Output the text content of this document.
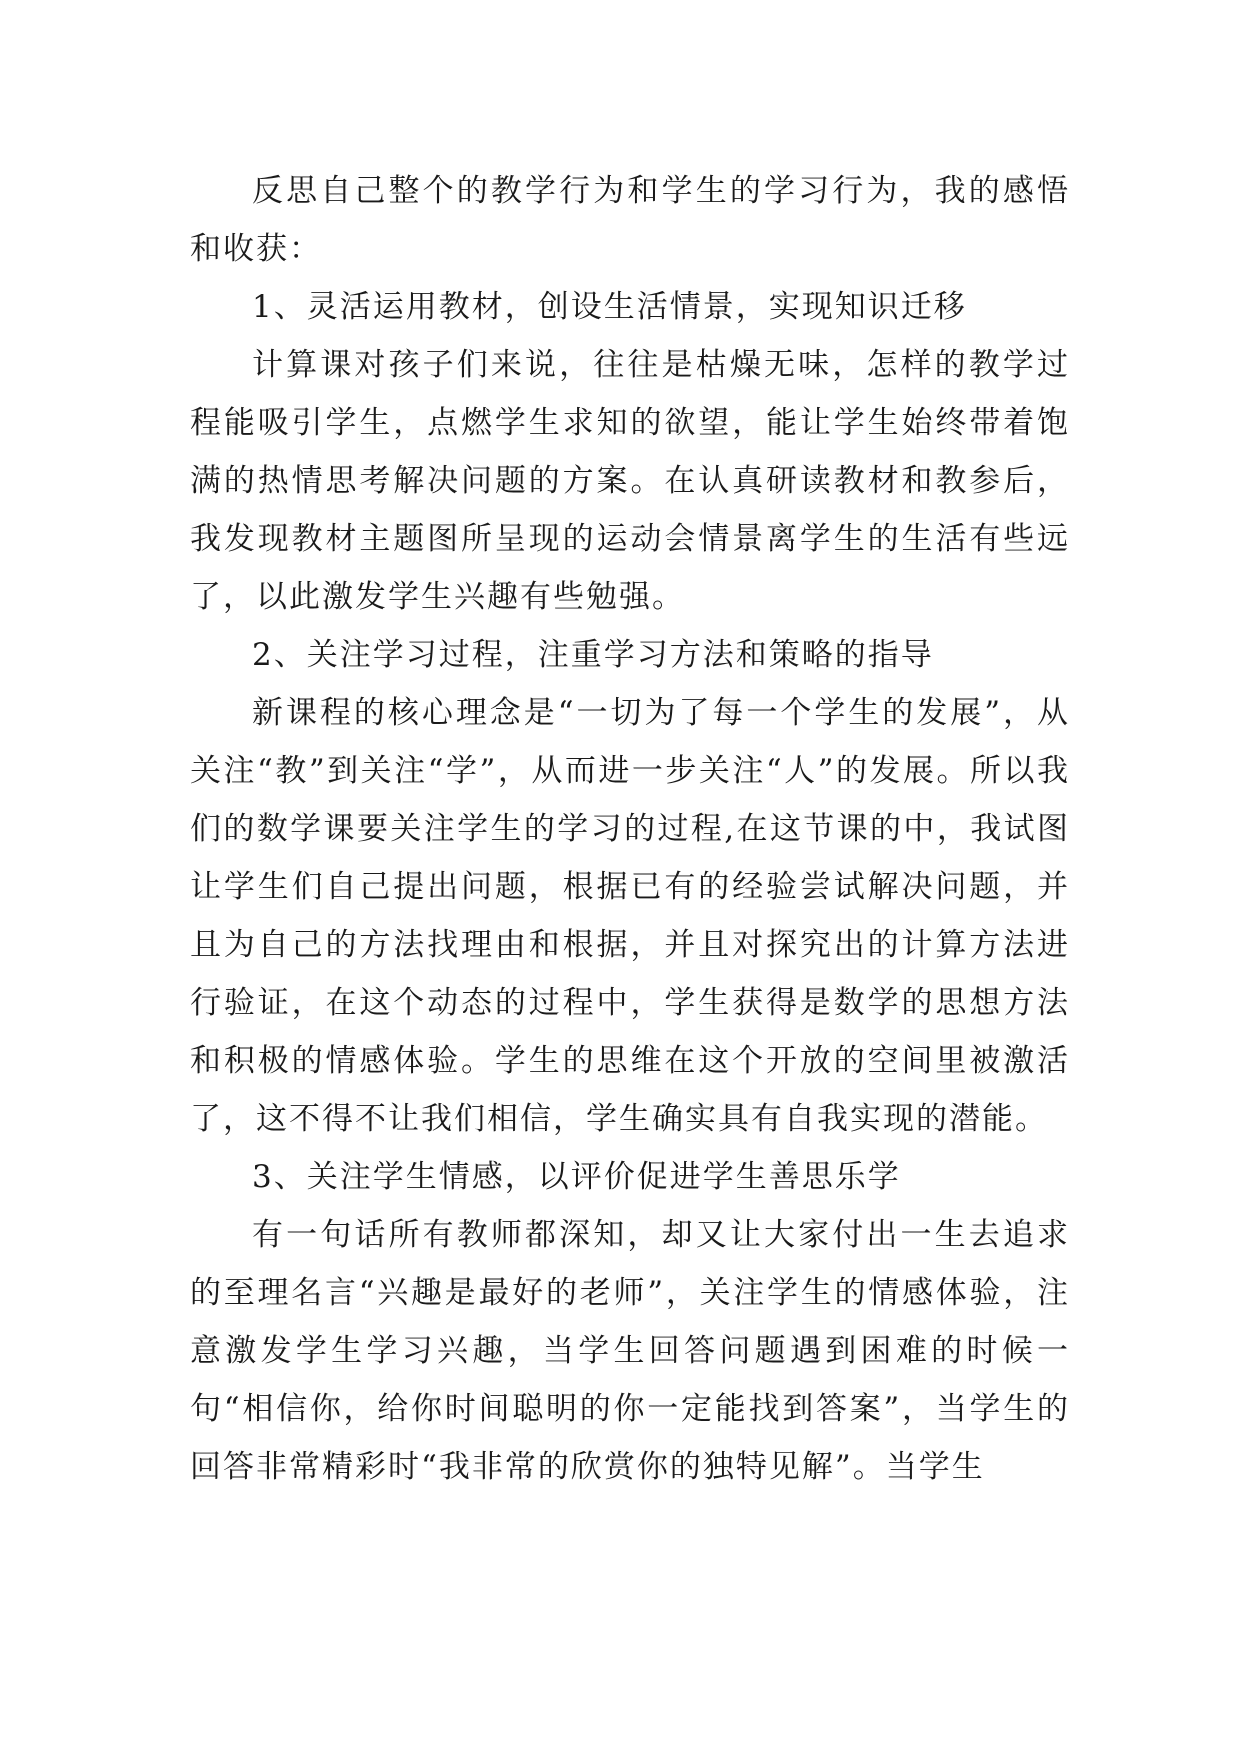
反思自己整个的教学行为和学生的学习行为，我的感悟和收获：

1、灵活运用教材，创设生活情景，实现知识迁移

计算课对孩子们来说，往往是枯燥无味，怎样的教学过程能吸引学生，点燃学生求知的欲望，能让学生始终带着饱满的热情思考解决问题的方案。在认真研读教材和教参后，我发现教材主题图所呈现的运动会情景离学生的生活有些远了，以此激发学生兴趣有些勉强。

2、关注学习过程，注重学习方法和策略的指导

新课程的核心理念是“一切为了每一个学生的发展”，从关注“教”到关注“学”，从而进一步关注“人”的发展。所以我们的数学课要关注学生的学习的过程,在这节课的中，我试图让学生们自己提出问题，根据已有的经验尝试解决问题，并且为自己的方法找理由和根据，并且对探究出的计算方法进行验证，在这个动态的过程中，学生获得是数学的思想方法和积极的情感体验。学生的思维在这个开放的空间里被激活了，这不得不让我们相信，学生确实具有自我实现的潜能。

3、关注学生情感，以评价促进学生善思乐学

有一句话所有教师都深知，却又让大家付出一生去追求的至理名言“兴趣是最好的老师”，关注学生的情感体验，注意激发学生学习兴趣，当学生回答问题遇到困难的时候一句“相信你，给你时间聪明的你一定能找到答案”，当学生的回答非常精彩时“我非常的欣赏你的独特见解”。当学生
__________
Every entry above is to be set down exactly; the pictures are to be left out.

* [REPLY]:
Output the text content of this document.
反思自己整个的教学行为和学生的学习行为，我的感悟和收获：

1、灵活运用教材，创设生活情景，实现知识迁移

计算课对孩子们来说，往往是枯燥无味，怎样的教学过程能吸引学生，点燃学生求知的欲望，能让学生始终带着饱满的热情思考解决问题的方案。在认真研读教材和教参后，我发现教材主题图所呈现的运动会情景离学生的生活有些远了，以此激发学生兴趣有些勉强。

2、关注学习过程，注重学习方法和策略的指导

新课程的核心理念是“一切为了每一个学生的发展”，从关注“教”到关注“学”，从而进一步关注“人”的发展。所以我们的数学课要关注学生的学习的过程,在这节课的中，我试图让学生们自己提出问题，根据已有的经验尝试解决问题，并且为自己的方法找理由和根据，并且对探究出的计算方法进行验证，在这个动态的过程中，学生获得是数学的思想方法和积极的情感体验。学生的思维在这个开放的空间里被激活了，这不得不让我们相信，学生确实具有自我实现的潜能。

3、关注学生情感，以评价促进学生善思乐学

有一句话所有教师都深知，却又让大家付出一生去追求的至理名言“兴趣是最好的老师”，关注学生的情感体验，注意激发学生学习兴趣，当学生回答问题遇到困难的时候一句“相信你，给你时间聪明的你一定能找到答案”，当学生的回答非常精彩时“我非常的欣赏你的独特见解”。当学生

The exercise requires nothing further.